#### STATED PROBLEM:
Print the records again, character for character.

----- RECORD LIST -----

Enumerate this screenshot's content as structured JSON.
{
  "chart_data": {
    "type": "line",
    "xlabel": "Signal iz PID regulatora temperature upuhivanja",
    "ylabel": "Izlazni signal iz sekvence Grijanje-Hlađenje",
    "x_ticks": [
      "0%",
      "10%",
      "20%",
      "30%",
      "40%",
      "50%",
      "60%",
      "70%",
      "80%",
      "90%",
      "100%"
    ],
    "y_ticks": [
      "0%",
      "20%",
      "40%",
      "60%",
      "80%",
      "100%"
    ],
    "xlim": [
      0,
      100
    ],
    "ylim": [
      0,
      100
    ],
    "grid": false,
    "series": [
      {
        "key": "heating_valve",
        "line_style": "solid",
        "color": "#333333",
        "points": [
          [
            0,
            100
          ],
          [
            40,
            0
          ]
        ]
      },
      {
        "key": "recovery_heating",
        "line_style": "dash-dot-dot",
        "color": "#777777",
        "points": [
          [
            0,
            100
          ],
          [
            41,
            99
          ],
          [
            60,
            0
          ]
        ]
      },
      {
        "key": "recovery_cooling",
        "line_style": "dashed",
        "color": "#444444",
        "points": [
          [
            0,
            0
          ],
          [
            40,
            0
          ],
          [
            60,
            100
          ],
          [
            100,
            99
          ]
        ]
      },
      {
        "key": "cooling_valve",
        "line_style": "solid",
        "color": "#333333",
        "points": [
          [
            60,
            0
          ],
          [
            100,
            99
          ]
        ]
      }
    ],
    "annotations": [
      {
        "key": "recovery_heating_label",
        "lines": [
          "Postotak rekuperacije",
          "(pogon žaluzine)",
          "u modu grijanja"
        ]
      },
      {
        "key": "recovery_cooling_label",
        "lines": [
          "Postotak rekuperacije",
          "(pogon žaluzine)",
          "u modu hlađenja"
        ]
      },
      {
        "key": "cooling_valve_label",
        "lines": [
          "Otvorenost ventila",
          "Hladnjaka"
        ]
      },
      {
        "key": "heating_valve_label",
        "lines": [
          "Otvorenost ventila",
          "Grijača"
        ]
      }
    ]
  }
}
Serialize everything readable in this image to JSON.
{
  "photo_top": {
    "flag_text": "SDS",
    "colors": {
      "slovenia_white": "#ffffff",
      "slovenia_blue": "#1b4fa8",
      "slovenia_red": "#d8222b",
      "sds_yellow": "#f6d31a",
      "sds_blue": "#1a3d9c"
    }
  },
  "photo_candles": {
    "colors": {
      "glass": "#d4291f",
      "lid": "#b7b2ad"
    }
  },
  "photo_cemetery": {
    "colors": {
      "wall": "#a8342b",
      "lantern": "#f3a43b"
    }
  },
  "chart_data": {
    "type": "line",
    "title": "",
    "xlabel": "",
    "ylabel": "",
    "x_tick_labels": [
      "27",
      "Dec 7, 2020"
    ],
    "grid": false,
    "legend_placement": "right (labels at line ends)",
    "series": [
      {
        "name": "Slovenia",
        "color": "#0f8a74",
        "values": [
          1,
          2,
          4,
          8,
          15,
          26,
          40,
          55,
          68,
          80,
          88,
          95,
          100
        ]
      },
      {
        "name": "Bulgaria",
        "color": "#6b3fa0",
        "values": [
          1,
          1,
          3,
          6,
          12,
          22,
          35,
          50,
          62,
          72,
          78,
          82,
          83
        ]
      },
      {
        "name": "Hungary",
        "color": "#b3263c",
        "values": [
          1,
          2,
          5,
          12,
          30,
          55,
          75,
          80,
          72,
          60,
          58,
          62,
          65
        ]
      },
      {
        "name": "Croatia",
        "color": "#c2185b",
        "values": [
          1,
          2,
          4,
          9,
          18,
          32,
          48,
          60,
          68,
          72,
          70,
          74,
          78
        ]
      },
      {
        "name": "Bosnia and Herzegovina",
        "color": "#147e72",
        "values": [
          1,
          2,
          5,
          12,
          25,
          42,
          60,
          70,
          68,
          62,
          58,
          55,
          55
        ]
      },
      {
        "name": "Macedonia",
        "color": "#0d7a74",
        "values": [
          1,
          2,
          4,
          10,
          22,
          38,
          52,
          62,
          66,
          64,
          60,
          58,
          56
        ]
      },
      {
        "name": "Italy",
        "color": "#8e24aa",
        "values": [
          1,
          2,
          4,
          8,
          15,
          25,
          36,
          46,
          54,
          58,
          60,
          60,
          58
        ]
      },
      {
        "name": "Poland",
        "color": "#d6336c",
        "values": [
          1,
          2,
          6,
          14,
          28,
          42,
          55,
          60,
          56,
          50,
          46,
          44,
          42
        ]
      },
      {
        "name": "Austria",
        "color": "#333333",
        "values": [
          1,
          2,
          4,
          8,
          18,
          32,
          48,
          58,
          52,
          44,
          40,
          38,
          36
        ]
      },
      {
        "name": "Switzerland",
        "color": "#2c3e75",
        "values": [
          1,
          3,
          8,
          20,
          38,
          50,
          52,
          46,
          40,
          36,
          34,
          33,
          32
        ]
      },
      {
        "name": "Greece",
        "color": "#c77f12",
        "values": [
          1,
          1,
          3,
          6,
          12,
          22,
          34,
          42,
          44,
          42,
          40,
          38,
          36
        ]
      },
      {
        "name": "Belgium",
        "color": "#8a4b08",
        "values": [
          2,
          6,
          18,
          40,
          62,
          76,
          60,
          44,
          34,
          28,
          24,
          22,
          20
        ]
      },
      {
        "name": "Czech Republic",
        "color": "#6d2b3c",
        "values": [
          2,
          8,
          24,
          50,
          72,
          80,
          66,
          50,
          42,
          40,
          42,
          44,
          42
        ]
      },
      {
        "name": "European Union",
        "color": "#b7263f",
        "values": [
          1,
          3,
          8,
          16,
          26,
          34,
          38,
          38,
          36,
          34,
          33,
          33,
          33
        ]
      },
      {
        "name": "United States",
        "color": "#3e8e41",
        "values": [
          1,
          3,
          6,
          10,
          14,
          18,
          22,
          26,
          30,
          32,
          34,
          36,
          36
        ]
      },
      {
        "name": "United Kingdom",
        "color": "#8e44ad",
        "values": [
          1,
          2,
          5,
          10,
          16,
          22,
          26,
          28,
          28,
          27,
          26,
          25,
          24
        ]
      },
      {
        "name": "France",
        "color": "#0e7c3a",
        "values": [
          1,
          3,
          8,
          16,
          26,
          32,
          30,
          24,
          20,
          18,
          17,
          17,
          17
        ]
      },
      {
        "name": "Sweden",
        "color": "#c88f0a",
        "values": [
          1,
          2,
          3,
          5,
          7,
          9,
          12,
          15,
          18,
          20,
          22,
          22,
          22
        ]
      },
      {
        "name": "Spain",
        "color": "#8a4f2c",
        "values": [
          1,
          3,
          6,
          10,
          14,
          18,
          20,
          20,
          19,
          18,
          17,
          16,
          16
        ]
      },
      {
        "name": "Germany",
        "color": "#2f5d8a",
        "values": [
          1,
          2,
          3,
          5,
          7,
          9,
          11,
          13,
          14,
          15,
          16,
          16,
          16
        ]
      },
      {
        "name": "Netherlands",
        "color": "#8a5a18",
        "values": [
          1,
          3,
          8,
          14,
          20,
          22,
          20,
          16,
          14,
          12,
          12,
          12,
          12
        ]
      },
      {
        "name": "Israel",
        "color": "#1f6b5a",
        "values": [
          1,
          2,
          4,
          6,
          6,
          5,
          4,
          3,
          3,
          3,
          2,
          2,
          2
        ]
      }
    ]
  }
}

-----

#### TASK OUTPUT:
Enumerate this screenshot's content as structured JSON.
{
  "chart_data": {
    "type": "line",
    "xlabel": "Signal iz PID regulatora temperature upuhivanja",
    "ylabel": "Izlazni signal iz sekvence Grijanje-Hlađenje",
    "x_ticks": [
      "0%",
      "10%",
      "20%",
      "30%",
      "40%",
      "50%",
      "60%",
      "70%",
      "80%",
      "90%",
      "100%"
    ],
    "y_ticks": [
      "0%",
      "20%",
      "40%",
      "60%",
      "80%",
      "100%"
    ],
    "xlim": [
      0,
      100
    ],
    "ylim": [
      0,
      100
    ],
    "grid": false,
    "series": [
      {
        "key": "heating_valve",
        "line_style": "solid",
        "color": "#333333",
        "points": [
          [
            0,
            100
          ],
          [
            40,
            0
          ]
        ]
      },
      {
        "key": "recovery_heating",
        "line_style": "dash-dot-dot",
        "color": "#777777",
        "points": [
          [
            0,
            100
          ],
          [
            41,
            99
          ],
          [
            60,
            0
          ]
        ]
      },
      {
        "key": "recovery_cooling",
        "line_style": "dashed",
        "color": "#444444",
        "points": [
          [
            0,
            0
          ],
          [
            40,
            0
          ],
          [
            60,
            100
          ],
          [
            100,
            99
          ]
        ]
      },
      {
        "key": "cooling_valve",
        "line_style": "solid",
        "color": "#333333",
        "points": [
          [
            60,
            0
          ],
          [
            100,
            99
          ]
        ]
      }
    ],
    "annotations": [
      {
        "key": "recovery_heating_label",
        "lines": [
          "Postotak rekuperacije",
          "(pogon žaluzine)",
          "u modu grijanja"
        ]
      },
      {
        "key": "recovery_cooling_label",
        "lines": [
          "Postotak rekuperacije",
          "(pogon žaluzine)",
          "u modu hlađenja"
        ]
      },
      {
        "key": "cooling_valve_label",
        "lines": [
          "Otvorenost ventila",
          "Hladnjaka"
        ]
      },
      {
        "key": "heating_valve_label",
        "lines": [
          "Otvorenost ventila",
          "Grijača"
        ]
      }
    ]
  }
}
Serialize everything readable in this image to JSON.
{
  "photo_top": {
    "flag_text": "SDS",
    "colors": {
      "slovenia_white": "#ffffff",
      "slovenia_blue": "#1b4fa8",
      "slovenia_red": "#d8222b",
      "sds_yellow": "#f6d31a",
      "sds_blue": "#1a3d9c"
    }
  },
  "photo_candles": {
    "colors": {
      "glass": "#d4291f",
      "lid": "#b7b2ad"
    }
  },
  "photo_cemetery": {
    "colors": {
      "wall": "#a8342b",
      "lantern": "#f3a43b"
    }
  },
  "chart_data": {
    "type": "line",
    "title": "",
    "xlabel": "",
    "ylabel": "",
    "x_tick_labels": [
      "27",
      "Dec 7, 2020"
    ],
    "grid": false,
    "legend_placement": "right (labels at line ends)",
    "series": [
      {
        "name": "Slovenia",
        "color": "#0f8a74",
        "values": [
          1,
          2,
          4,
          8,
          15,
          26,
          40,
          55,
          68,
          80,
          88,
          95,
          100
        ]
      },
      {
        "name": "Bulgaria",
        "color": "#6b3fa0",
        "values": [
          1,
          1,
          3,
          6,
          12,
          22,
          35,
          50,
          62,
          72,
          78,
          82,
          83
        ]
      },
      {
        "name": "Hungary",
        "color": "#b3263c",
        "values": [
          1,
          2,
          5,
          12,
          30,
          55,
          75,
          80,
          72,
          60,
          58,
          62,
          65
        ]
      },
      {
        "name": "Croatia",
        "color": "#c2185b",
        "values": [
          1,
          2,
          4,
          9,
          18,
          32,
          48,
          60,
          68,
          72,
          70,
          74,
          78
        ]
      },
      {
        "name": "Bosnia and Herzegovina",
        "color": "#147e72",
        "values": [
          1,
          2,
          5,
          12,
          25,
          42,
          60,
          70,
          68,
          62,
          58,
          55,
          55
        ]
      },
      {
        "name": "Macedonia",
        "color": "#0d7a74",
        "values": [
          1,
          2,
          4,
          10,
          22,
          38,
          52,
          62,
          66,
          64,
          60,
          58,
          56
        ]
      },
      {
        "name": "Italy",
        "color": "#8e24aa",
        "values": [
          1,
          2,
          4,
          8,
          15,
          25,
          36,
          46,
          54,
          58,
          60,
          60,
          58
        ]
      },
      {
        "name": "Poland",
        "color": "#d6336c",
        "values": [
          1,
          2,
          6,
          14,
          28,
          42,
          55,
          60,
          56,
          50,
          46,
          44,
          42
        ]
      },
      {
        "name": "Austria",
        "color": "#333333",
        "values": [
          1,
          2,
          4,
          8,
          18,
          32,
          48,
          58,
          52,
          44,
          40,
          38,
          36
        ]
      },
      {
        "name": "Switzerland",
        "color": "#2c3e75",
        "values": [
          1,
          3,
          8,
          20,
          38,
          50,
          52,
          46,
          40,
          36,
          34,
          33,
          32
        ]
      },
      {
        "name": "Greece",
        "color": "#c77f12",
        "values": [
          1,
          1,
          3,
          6,
          12,
          22,
          34,
          42,
          44,
          42,
          40,
          38,
          36
        ]
      },
      {
        "name": "Belgium",
        "color": "#8a4b08",
        "values": [
          2,
          6,
          18,
          40,
          62,
          76,
          60,
          44,
          34,
          28,
          24,
          22,
          20
        ]
      },
      {
        "name": "Czech Republic",
        "color": "#6d2b3c",
        "values": [
          2,
          8,
          24,
          50,
          72,
          80,
          66,
          50,
          42,
          40,
          42,
          44,
          42
        ]
      },
      {
        "name": "European Union",
        "color": "#b7263f",
        "values": [
          1,
          3,
          8,
          16,
          26,
          34,
          38,
          38,
          36,
          34,
          33,
          33,
          33
        ]
      },
      {
        "name": "United States",
        "color": "#3e8e41",
        "values": [
          1,
          3,
          6,
          10,
          14,
          18,
          22,
          26,
          30,
          32,
          34,
          36,
          36
        ]
      },
      {
        "name": "United Kingdom",
        "color": "#8e44ad",
        "values": [
          1,
          2,
          5,
          10,
          16,
          22,
          26,
          28,
          28,
          27,
          26,
          25,
          24
        ]
      },
      {
        "name": "France",
        "color": "#0e7c3a",
        "values": [
          1,
          3,
          8,
          16,
          26,
          32,
          30,
          24,
          20,
          18,
          17,
          17,
          17
        ]
      },
      {
        "name": "Sweden",
        "color": "#c88f0a",
        "values": [
          1,
          2,
          3,
          5,
          7,
          9,
          12,
          15,
          18,
          20,
          22,
          22,
          22
        ]
      },
      {
        "name": "Spain",
        "color": "#8a4f2c",
        "values": [
          1,
          3,
          6,
          10,
          14,
          18,
          20,
          20,
          19,
          18,
          17,
          16,
          16
        ]
      },
      {
        "name": "Germany",
        "color": "#2f5d8a",
        "values": [
          1,
          2,
          3,
          5,
          7,
          9,
          11,
          13,
          14,
          15,
          16,
          16,
          16
        ]
      },
      {
        "name": "Netherlands",
        "color": "#8a5a18",
        "values": [
          1,
          3,
          8,
          14,
          20,
          22,
          20,
          16,
          14,
          12,
          12,
          12,
          12
        ]
      },
      {
        "name": "Israel",
        "color": "#1f6b5a",
        "values": [
          1,
          2,
          4,
          6,
          6,
          5,
          4,
          3,
          3,
          3,
          2,
          2,
          2
        ]
      }
    ]
  }
}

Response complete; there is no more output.